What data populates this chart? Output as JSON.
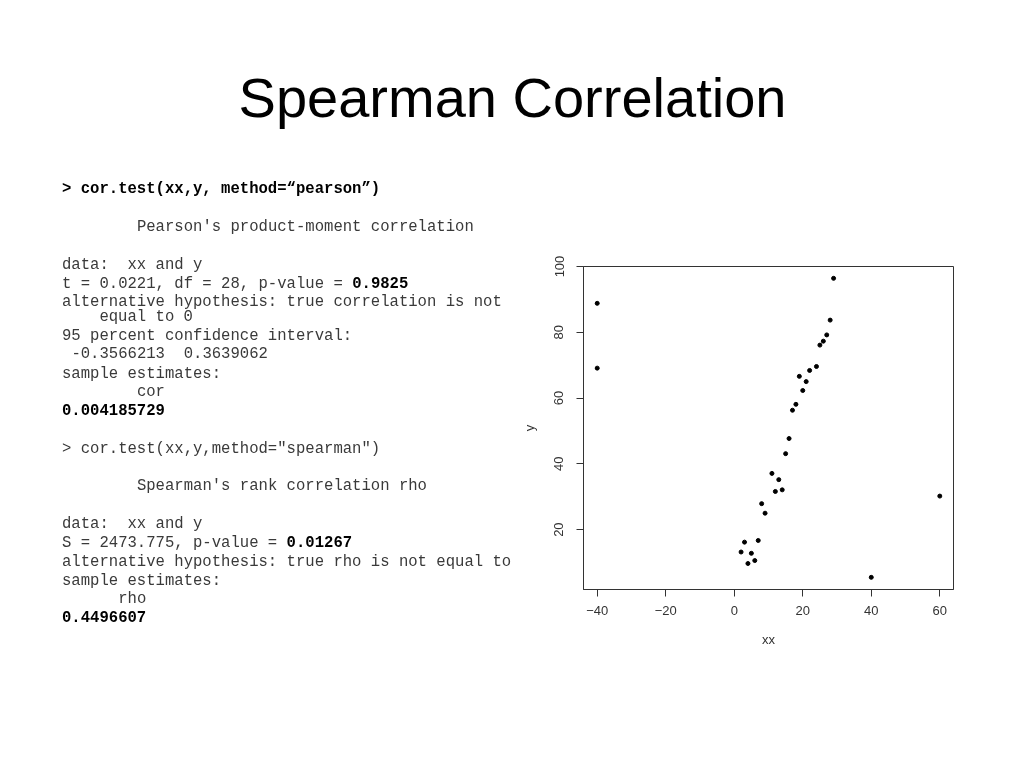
{
  "chart_data": {
    "type": "scatter",
    "title": "Spearman Correlation",
    "xlabel": "xx",
    "ylabel": "y",
    "xlim": [
      -44,
      64
    ],
    "ylim": [
      1.8,
      100
    ],
    "xticks": [
      -40,
      -20,
      0,
      20,
      40,
      60
    ],
    "yticks": [
      20,
      40,
      60,
      80,
      100
    ],
    "marker": "circle",
    "series": [
      {
        "color": "#000000",
        "x": [
          -40,
          -40,
          2,
          3,
          4,
          5,
          6,
          7,
          8,
          9,
          11,
          12,
          13,
          14,
          15,
          16,
          17,
          18,
          19,
          20,
          21,
          22,
          24,
          25,
          26,
          27,
          28,
          29,
          40,
          60
        ],
        "values": [
          88.8,
          69.1,
          13.2,
          16.2,
          9.7,
          12.8,
          10.6,
          16.7,
          27.9,
          25.0,
          37.1,
          31.6,
          35.2,
          32.1,
          43.1,
          47.7,
          56.3,
          58.1,
          66.6,
          62.3,
          65.0,
          68.4,
          69.6,
          76.1,
          77.3,
          79.2,
          83.7,
          96.4,
          5.5,
          30.2
        ]
      }
    ],
    "annotations": [
      "> cor.test(xx,y, method=“pearson”)",
      "Pearson's product-moment correlation",
      "data:  xx and y",
      "t = 0.0221, df = 28, p-value =",
      "0.9825",
      "alternative hypothesis: true correlation is not",
      "equal to 0",
      "95 percent confidence interval:",
      "-0.3566213  0.3639062",
      "sample estimates:",
      "cor",
      "0.004185729",
      "> cor.test(xx,y,method=\"spearman\")",
      "Spearman's rank correlation rho",
      "data:  xx and y",
      "S = 2473.775, p-value =",
      "0.01267",
      "alternative hypothesis: true rho is not equal to",
      "sample estimates:",
      "rho",
      "0.4496607"
    ]
  }
}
◇ ◇ ◇
Write out each entry exactly as given, but skip the pictures.

What data populates this chart? Output as JSON.
{
  "chart_data": {
    "type": "scatter",
    "title": "Spearman Correlation",
    "xlabel": "xx",
    "ylabel": "y",
    "xlim": [
      -44,
      64
    ],
    "ylim": [
      1.8,
      100
    ],
    "xticks": [
      -40,
      -20,
      0,
      20,
      40,
      60
    ],
    "yticks": [
      20,
      40,
      60,
      80,
      100
    ],
    "marker": "circle",
    "series": [
      {
        "color": "#000000",
        "x": [
          -40,
          -40,
          2,
          3,
          4,
          5,
          6,
          7,
          8,
          9,
          11,
          12,
          13,
          14,
          15,
          16,
          17,
          18,
          19,
          20,
          21,
          22,
          24,
          25,
          26,
          27,
          28,
          29,
          40,
          60
        ],
        "values": [
          88.8,
          69.1,
          13.2,
          16.2,
          9.7,
          12.8,
          10.6,
          16.7,
          27.9,
          25.0,
          37.1,
          31.6,
          35.2,
          32.1,
          43.1,
          47.7,
          56.3,
          58.1,
          66.6,
          62.3,
          65.0,
          68.4,
          69.6,
          76.1,
          77.3,
          79.2,
          83.7,
          96.4,
          5.5,
          30.2
        ]
      }
    ],
    "annotations": [
      "> cor.test(xx,y, method=“pearson”)",
      "Pearson's product-moment correlation",
      "data:  xx and y",
      "t = 0.0221, df = 28, p-value =",
      "0.9825",
      "alternative hypothesis: true correlation is not",
      "equal to 0",
      "95 percent confidence interval:",
      "-0.3566213  0.3639062",
      "sample estimates:",
      "cor",
      "0.004185729",
      "> cor.test(xx,y,method=\"spearman\")",
      "Spearman's rank correlation rho",
      "data:  xx and y",
      "S = 2473.775, p-value =",
      "0.01267",
      "alternative hypothesis: true rho is not equal to",
      "sample estimates:",
      "rho",
      "0.4496607"
    ]
  }
}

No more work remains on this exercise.